提示テキスト =>
▶

ロート製薬株式会社が日本の在来種に価値を見出しそれを製品化した動きや、神戸酒心館のスローサケという取組み、また今回のイベントを協賛した神戸市が掲げた「食都神戸」という食の地産地消運動など、産官学民連携し、「日本が保有している日本のスローフードの魅力」を発信していこうというスローフード協会の活動は、いま日本が直面している課題の一つの答えを提示しているように感じました。

「新食文化の都」として進化する「神戸」のスローフードの取り組み

今回のイベント「We Feed The Planet201」発起人であり、神戸市の「食都神戸2020構想」の仕掛け人でもある「株式会社アカインド」の森江 朝広氏に神戸市とスローフードの関係についてお話を伺いました。

新食文化の都「神戸」

森江氏:
「わたしは企業やお店のブランディングのお手伝いをさせていただいています。神戸市から、神戸で生産している野菜、果物、魚や肉といった食材や加工品をもっと宣伝したいという要望を受け、神戸市を「食文化の都」としてブランディングしていくというプロジェクトに参画しました。元同僚の伊江さんがスローフードに関与していることを思い出し、神戸市が推進する地産地消活動「食都神戸2020構想」とスローフードの理念が通じていることから、スローフードと連携していこうと考えたのは自然な流れだったように思います。このイベントにわたしはほとんど関与せず、ボランティアの学生が尽力して実現させました。わたしは遠目に見ているぐらいでしたよ(笑)」

Slow Food – KobeYouth

日本水産業の未来のためにもスローフードとの連携は大切

今回のイベントでパネリストとしてトークショーにも登壇された、「大日本水産会」事業部長 木上 正士氏にお話をお伺いしました。

木上氏:
「水産会としては自分たちの取り組みを海外に情報発信していくためにスローフードさんと連携させていただきました。これまでそういったことは全くできなかったことなので、その道が開けたということです。現在の日本の水産業は、水産資源の管理の問題以外にも、労働者不足が課題になっています。昭和20年代には79万人いた漁業従事者が今では16万人へと減少。16万人の半数が65歳以上と高齢化しています。このままでは産業が成り立たなくなってしまいます。漁業の担い手を増やすべく、水産高校との連携も強めていますが、漁業の現場では外国人の労働力が欠かせません。漁業はインドネシア、養殖は中国、ベトナムなど海外から多くの技能実習生が来日しています。鰹の一本釣りでは、20人乗る船の外国人乗船が上限6人までのところ、来年からは10人まで増えます。こうした状態ですから、今後はもっと世界の水産業界会とコミュニケーションしていく必要があると感じています。」

「大日本水産会」事業部長 木上 正士氏

有名レストランの星付きシェフも参加した盛りだくさんのワークショプ

「We Feed The Planet Japan 2017」のイベント会場では、さまざまなワークショップ、販売ブース、飲食コーナーなどがあり、来場者と出展者が熱心に話を聞いたり、交流する姿が見られました。

ここではワークショップをいくつかをご紹介しましょう。

ワークショップ2

「集まれ、料理人。」〜アジアのガストロノミーに必要なこと〜

ミシュラン二つ星を獲得している「レフェルヴェソンス」のシェフ・生江史伸氏によるワークショップ。

◀

演習課題 =>
次の1.〜3.の記述が提示テキストの内容と一致するか、それぞれ「はい」か「いいえ」で答え、判断の根拠となる提示テキストの文言をそのまま引用してください。
1. 木上氏によると、漁業従事者は昭和20年代の79万人から現在は16万人に減っている。
2. 森江氏は今回のイベントの実現に中心となって関わった。
3. 鰹の一本釣りの船では、来年から外国人乗船の上限が10人になる。
保存済みエントリーは、提示テキストとは別の出典から取られています。

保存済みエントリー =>
▶

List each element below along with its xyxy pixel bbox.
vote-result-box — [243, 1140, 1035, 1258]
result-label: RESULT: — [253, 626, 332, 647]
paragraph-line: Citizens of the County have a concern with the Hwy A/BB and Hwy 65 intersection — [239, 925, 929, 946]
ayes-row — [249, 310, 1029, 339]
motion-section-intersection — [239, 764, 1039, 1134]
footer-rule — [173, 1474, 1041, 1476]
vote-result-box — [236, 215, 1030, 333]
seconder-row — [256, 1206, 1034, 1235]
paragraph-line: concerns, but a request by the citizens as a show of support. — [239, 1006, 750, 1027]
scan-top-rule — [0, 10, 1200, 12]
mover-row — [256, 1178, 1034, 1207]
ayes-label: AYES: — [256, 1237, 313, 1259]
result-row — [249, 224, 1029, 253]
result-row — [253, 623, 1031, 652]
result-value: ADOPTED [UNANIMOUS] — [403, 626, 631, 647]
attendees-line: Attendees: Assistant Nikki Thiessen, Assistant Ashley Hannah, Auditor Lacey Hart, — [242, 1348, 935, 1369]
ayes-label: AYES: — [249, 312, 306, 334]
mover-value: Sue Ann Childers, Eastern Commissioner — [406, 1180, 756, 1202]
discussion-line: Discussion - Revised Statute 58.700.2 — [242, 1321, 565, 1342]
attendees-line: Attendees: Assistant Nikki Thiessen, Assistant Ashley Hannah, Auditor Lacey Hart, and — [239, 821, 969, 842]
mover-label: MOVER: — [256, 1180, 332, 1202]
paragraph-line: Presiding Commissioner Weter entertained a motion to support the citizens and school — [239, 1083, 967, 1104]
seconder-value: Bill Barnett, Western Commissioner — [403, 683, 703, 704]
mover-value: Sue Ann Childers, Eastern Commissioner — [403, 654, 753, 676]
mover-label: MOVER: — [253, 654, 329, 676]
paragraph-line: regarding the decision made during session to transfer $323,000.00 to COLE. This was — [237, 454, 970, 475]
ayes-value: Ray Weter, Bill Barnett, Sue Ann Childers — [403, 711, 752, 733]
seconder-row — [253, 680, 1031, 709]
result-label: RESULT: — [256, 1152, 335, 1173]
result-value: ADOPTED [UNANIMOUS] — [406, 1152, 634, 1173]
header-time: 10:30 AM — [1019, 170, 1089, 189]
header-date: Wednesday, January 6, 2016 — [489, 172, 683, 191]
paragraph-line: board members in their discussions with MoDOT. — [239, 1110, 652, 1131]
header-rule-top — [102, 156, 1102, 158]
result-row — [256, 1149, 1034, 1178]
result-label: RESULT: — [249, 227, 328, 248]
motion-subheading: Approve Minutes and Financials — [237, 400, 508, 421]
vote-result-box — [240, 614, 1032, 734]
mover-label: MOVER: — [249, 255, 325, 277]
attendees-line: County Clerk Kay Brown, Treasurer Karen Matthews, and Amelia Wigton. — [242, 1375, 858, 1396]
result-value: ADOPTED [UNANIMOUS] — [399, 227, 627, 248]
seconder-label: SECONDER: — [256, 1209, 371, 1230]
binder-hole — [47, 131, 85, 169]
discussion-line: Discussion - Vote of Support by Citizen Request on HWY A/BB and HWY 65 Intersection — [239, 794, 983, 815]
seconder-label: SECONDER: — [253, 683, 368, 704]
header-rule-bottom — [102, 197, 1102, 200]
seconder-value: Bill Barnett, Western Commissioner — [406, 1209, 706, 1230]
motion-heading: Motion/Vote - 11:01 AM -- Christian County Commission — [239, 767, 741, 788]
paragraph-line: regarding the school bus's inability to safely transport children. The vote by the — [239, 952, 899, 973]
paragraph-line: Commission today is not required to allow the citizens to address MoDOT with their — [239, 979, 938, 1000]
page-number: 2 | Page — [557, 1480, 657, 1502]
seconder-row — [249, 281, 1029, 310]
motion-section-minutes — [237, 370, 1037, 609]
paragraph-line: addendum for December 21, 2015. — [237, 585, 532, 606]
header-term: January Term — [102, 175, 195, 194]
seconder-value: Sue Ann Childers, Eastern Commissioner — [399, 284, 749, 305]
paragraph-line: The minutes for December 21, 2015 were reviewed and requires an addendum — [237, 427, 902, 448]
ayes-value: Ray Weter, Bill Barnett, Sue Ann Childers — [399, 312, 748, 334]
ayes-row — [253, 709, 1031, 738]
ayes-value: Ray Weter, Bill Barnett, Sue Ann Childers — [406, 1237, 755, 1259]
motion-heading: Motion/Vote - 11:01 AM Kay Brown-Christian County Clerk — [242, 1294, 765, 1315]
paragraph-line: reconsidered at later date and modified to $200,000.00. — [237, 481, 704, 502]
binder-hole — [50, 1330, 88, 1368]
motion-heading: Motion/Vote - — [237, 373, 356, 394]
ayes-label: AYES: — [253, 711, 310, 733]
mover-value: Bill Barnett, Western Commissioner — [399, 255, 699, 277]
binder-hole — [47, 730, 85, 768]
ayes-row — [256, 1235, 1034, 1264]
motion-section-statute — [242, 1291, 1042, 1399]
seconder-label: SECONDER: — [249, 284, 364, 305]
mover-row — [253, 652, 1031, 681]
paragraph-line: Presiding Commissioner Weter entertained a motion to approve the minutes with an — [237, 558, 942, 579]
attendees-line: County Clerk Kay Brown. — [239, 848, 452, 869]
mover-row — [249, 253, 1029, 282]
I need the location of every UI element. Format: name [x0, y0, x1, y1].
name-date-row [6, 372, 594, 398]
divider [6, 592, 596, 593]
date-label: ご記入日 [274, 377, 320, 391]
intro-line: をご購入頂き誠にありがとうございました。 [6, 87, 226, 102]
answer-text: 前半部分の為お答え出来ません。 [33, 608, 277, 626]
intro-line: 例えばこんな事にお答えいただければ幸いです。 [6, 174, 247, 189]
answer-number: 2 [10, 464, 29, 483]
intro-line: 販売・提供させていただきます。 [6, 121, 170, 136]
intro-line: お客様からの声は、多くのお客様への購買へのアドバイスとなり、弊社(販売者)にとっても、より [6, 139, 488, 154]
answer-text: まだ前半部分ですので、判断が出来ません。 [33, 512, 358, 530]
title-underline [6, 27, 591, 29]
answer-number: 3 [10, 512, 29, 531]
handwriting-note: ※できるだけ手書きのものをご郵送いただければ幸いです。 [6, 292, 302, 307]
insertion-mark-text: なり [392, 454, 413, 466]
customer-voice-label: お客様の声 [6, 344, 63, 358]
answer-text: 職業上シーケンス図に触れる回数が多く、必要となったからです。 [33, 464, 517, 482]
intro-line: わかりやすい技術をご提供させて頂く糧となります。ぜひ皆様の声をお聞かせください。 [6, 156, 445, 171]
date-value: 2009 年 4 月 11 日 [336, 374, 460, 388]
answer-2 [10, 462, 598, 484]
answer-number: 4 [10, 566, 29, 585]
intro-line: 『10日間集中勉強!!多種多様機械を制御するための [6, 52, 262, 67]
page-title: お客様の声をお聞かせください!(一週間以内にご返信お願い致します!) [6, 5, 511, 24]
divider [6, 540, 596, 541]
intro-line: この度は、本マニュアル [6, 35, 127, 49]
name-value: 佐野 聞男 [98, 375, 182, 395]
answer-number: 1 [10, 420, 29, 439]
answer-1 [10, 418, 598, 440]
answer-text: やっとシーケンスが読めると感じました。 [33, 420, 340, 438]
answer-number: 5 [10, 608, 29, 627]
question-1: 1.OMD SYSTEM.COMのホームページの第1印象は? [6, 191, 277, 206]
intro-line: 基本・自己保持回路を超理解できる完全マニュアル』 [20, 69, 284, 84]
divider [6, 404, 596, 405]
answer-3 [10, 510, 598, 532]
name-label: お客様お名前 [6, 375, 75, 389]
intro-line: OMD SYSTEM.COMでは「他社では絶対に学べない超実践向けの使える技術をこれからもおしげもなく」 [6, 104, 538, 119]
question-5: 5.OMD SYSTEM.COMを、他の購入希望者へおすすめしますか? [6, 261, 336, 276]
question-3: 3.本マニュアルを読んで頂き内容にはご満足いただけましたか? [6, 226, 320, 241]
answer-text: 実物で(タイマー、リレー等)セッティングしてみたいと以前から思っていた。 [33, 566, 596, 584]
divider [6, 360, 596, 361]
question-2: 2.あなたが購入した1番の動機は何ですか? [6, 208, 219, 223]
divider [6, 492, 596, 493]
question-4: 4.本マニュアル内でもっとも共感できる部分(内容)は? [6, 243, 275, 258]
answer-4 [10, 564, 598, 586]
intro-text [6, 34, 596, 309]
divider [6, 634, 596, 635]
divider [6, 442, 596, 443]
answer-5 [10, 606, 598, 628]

◀

完全解答 =>
1. はい。「昭和20年代には79万人いた漁業従事者が今では16万人へと減少。」
2. いいえ。「このイベントにわたしはほとんど関与せず、ボランティアの学生が尽力して実現させました。」
3. はい。「鰹の一本釣りでは、20人乗る船の外国人乗船が上限6人までのところ、来年からは10人まで増えます。」